WHAT THE TASK REQUIRES ▸
Reproduce the entries in full, with no changes.

EXTRACTED RECORDS ▸
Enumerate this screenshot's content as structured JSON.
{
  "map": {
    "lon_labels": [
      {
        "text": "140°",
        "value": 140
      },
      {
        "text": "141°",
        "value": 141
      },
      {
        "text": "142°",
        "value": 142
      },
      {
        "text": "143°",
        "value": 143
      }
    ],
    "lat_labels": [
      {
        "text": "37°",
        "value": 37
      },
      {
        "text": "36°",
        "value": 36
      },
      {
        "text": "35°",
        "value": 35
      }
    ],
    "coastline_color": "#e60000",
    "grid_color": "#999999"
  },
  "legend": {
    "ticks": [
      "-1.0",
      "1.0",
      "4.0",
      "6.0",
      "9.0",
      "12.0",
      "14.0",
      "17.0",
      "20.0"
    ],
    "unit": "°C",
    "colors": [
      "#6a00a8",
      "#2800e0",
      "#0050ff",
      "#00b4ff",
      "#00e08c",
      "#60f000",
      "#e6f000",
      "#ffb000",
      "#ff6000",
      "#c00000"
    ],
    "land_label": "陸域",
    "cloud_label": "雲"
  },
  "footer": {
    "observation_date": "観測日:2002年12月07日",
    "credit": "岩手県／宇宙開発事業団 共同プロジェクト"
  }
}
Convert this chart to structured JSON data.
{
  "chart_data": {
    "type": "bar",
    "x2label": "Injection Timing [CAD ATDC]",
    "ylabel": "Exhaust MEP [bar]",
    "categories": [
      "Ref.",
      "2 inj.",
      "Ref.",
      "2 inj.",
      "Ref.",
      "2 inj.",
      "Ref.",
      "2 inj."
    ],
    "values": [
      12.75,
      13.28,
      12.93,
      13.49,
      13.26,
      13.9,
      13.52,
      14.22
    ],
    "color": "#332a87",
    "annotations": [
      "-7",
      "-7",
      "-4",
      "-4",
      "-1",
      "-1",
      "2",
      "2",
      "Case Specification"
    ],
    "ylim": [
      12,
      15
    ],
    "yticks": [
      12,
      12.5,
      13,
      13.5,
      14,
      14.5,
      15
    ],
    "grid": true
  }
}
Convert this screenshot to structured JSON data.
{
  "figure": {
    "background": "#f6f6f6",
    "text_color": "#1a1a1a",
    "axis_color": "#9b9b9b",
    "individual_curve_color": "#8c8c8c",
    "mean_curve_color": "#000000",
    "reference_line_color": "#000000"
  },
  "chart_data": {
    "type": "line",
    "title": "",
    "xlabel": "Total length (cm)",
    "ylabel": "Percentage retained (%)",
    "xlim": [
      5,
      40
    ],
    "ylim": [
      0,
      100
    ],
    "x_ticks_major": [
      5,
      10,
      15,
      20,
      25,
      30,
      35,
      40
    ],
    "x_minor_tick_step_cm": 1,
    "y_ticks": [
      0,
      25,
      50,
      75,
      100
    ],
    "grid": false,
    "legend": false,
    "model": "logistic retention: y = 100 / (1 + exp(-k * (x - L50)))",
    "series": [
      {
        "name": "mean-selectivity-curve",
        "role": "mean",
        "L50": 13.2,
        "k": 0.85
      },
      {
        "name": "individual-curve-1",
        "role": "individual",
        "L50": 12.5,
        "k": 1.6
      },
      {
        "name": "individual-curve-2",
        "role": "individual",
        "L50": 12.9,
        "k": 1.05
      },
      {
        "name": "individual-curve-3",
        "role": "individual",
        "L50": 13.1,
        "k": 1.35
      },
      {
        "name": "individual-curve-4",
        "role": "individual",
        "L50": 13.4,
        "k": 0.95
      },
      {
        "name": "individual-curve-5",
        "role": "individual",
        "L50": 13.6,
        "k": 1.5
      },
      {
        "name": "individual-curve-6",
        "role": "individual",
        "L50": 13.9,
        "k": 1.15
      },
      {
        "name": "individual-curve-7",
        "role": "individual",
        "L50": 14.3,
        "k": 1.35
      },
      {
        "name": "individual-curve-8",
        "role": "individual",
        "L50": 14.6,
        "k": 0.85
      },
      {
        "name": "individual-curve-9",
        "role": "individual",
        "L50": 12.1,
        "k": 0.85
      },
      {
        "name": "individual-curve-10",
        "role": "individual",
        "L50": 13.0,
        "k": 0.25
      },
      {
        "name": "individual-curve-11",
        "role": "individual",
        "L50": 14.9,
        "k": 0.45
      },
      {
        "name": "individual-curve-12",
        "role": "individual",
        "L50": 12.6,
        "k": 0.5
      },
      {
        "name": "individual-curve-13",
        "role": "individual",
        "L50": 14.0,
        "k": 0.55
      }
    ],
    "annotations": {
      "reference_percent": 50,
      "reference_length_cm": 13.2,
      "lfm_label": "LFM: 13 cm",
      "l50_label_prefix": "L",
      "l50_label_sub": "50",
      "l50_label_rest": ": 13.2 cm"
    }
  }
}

RESULT BELOW ▸
Enumerate this screenshot's content as structured JSON.
{
  "map": {
    "lon_labels": [
      {
        "text": "140°",
        "value": 140
      },
      {
        "text": "141°",
        "value": 141
      },
      {
        "text": "142°",
        "value": 142
      },
      {
        "text": "143°",
        "value": 143
      }
    ],
    "lat_labels": [
      {
        "text": "37°",
        "value": 37
      },
      {
        "text": "36°",
        "value": 36
      },
      {
        "text": "35°",
        "value": 35
      }
    ],
    "coastline_color": "#e60000",
    "grid_color": "#999999"
  },
  "legend": {
    "ticks": [
      "-1.0",
      "1.0",
      "4.0",
      "6.0",
      "9.0",
      "12.0",
      "14.0",
      "17.0",
      "20.0"
    ],
    "unit": "°C",
    "colors": [
      "#6a00a8",
      "#2800e0",
      "#0050ff",
      "#00b4ff",
      "#00e08c",
      "#60f000",
      "#e6f000",
      "#ffb000",
      "#ff6000",
      "#c00000"
    ],
    "land_label": "陸域",
    "cloud_label": "雲"
  },
  "footer": {
    "observation_date": "観測日:2002年12月07日",
    "credit": "岩手県／宇宙開発事業団 共同プロジェクト"
  }
}
Convert this chart to structured JSON data.
{
  "chart_data": {
    "type": "bar",
    "x2label": "Injection Timing [CAD ATDC]",
    "ylabel": "Exhaust MEP [bar]",
    "categories": [
      "Ref.",
      "2 inj.",
      "Ref.",
      "2 inj.",
      "Ref.",
      "2 inj.",
      "Ref.",
      "2 inj."
    ],
    "values": [
      12.75,
      13.28,
      12.93,
      13.49,
      13.26,
      13.9,
      13.52,
      14.22
    ],
    "color": "#332a87",
    "annotations": [
      "-7",
      "-7",
      "-4",
      "-4",
      "-1",
      "-1",
      "2",
      "2",
      "Case Specification"
    ],
    "ylim": [
      12,
      15
    ],
    "yticks": [
      12,
      12.5,
      13,
      13.5,
      14,
      14.5,
      15
    ],
    "grid": true
  }
}
Convert this screenshot to structured JSON data.
{
  "figure": {
    "background": "#f6f6f6",
    "text_color": "#1a1a1a",
    "axis_color": "#9b9b9b",
    "individual_curve_color": "#8c8c8c",
    "mean_curve_color": "#000000",
    "reference_line_color": "#000000"
  },
  "chart_data": {
    "type": "line",
    "title": "",
    "xlabel": "Total length (cm)",
    "ylabel": "Percentage retained (%)",
    "xlim": [
      5,
      40
    ],
    "ylim": [
      0,
      100
    ],
    "x_ticks_major": [
      5,
      10,
      15,
      20,
      25,
      30,
      35,
      40
    ],
    "x_minor_tick_step_cm": 1,
    "y_ticks": [
      0,
      25,
      50,
      75,
      100
    ],
    "grid": false,
    "legend": false,
    "model": "logistic retention: y = 100 / (1 + exp(-k * (x - L50)))",
    "series": [
      {
        "name": "mean-selectivity-curve",
        "role": "mean",
        "L50": 13.2,
        "k": 0.85
      },
      {
        "name": "individual-curve-1",
        "role": "individual",
        "L50": 12.5,
        "k": 1.6
      },
      {
        "name": "individual-curve-2",
        "role": "individual",
        "L50": 12.9,
        "k": 1.05
      },
      {
        "name": "individual-curve-3",
        "role": "individual",
        "L50": 13.1,
        "k": 1.35
      },
      {
        "name": "individual-curve-4",
        "role": "individual",
        "L50": 13.4,
        "k": 0.95
      },
      {
        "name": "individual-curve-5",
        "role": "individual",
        "L50": 13.6,
        "k": 1.5
      },
      {
        "name": "individual-curve-6",
        "role": "individual",
        "L50": 13.9,
        "k": 1.15
      },
      {
        "name": "individual-curve-7",
        "role": "individual",
        "L50": 14.3,
        "k": 1.35
      },
      {
        "name": "individual-curve-8",
        "role": "individual",
        "L50": 14.6,
        "k": 0.85
      },
      {
        "name": "individual-curve-9",
        "role": "individual",
        "L50": 12.1,
        "k": 0.85
      },
      {
        "name": "individual-curve-10",
        "role": "individual",
        "L50": 13.0,
        "k": 0.25
      },
      {
        "name": "individual-curve-11",
        "role": "individual",
        "L50": 14.9,
        "k": 0.45
      },
      {
        "name": "individual-curve-12",
        "role": "individual",
        "L50": 12.6,
        "k": 0.5
      },
      {
        "name": "individual-curve-13",
        "role": "individual",
        "L50": 14.0,
        "k": 0.55
      }
    ],
    "annotations": {
      "reference_percent": 50,
      "reference_length_cm": 13.2,
      "lfm_label": "LFM: 13 cm",
      "l50_label_prefix": "L",
      "l50_label_sub": "50",
      "l50_label_rest": ": 13.2 cm"
    }
  }
}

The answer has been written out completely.